→ Exercise directions
Set down every entry again word for word, please, but skip the pictures.

Dataset rows:
┏━━

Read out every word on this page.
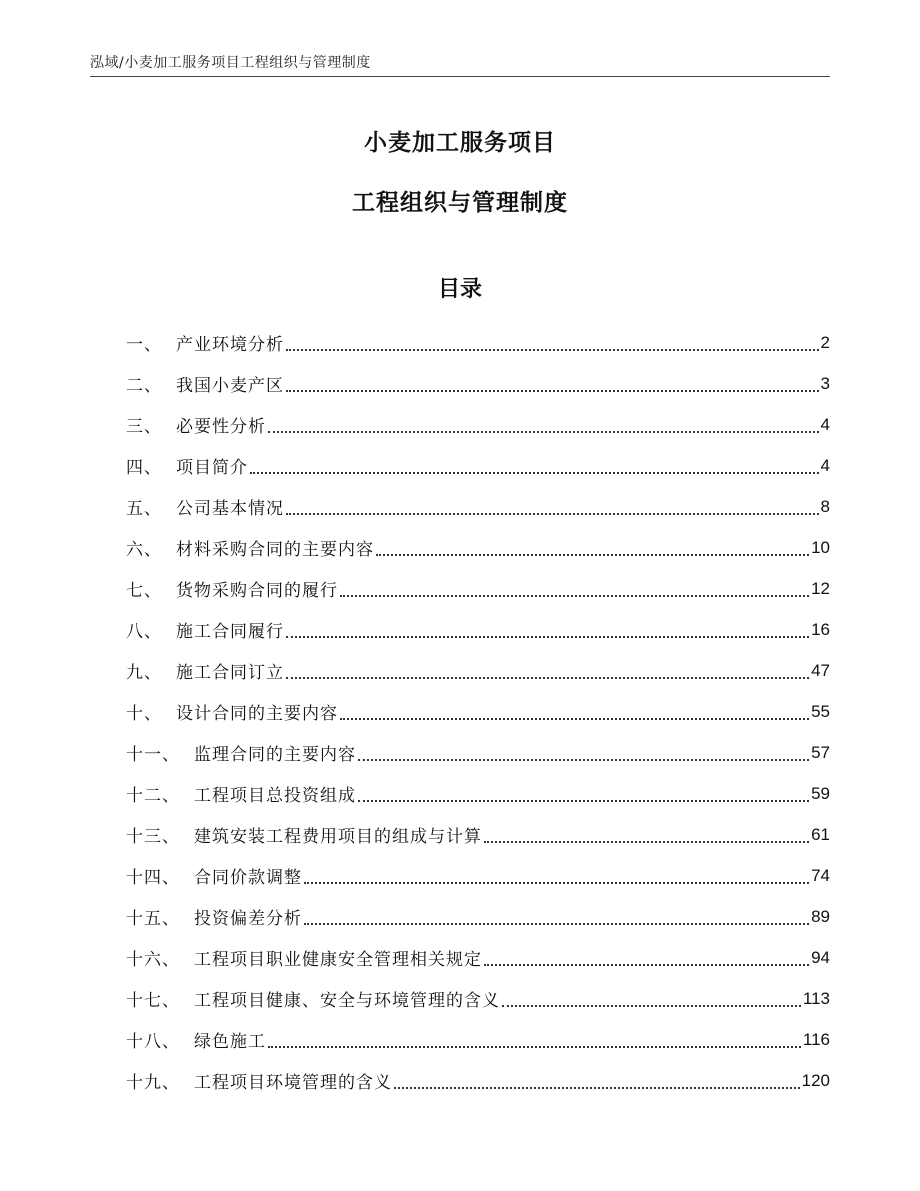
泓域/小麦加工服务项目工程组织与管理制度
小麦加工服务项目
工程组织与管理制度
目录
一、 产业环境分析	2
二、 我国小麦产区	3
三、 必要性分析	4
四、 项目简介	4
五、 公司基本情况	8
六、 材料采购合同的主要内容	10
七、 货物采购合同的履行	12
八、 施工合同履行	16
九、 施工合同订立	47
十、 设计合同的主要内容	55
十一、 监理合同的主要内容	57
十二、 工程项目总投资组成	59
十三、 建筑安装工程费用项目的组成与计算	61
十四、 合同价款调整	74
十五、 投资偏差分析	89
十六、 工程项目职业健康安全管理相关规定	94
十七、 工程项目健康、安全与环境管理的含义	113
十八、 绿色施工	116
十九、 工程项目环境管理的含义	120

┗━━

→ Task response
Read out every word on this page.
泓域/小麦加工服务项目工程组织与管理制度
小麦加工服务项目
工程组织与管理制度
目录
一、 产业环境分析	2
二、 我国小麦产区	3
三、 必要性分析	4
四、 项目简介	4
五、 公司基本情况	8
六、 材料采购合同的主要内容	10
七、 货物采购合同的履行	12
八、 施工合同履行	16
九、 施工合同订立	47
十、 设计合同的主要内容	55
十一、 监理合同的主要内容	57
十二、 工程项目总投资组成	59
十三、 建筑安装工程费用项目的组成与计算	61
十四、 合同价款调整	74
十五、 投资偏差分析	89
十六、 工程项目职业健康安全管理相关规定	94
十七、 工程项目健康、安全与环境管理的含义	113
十八、 绿色施工	116
十九、 工程项目环境管理的含义	120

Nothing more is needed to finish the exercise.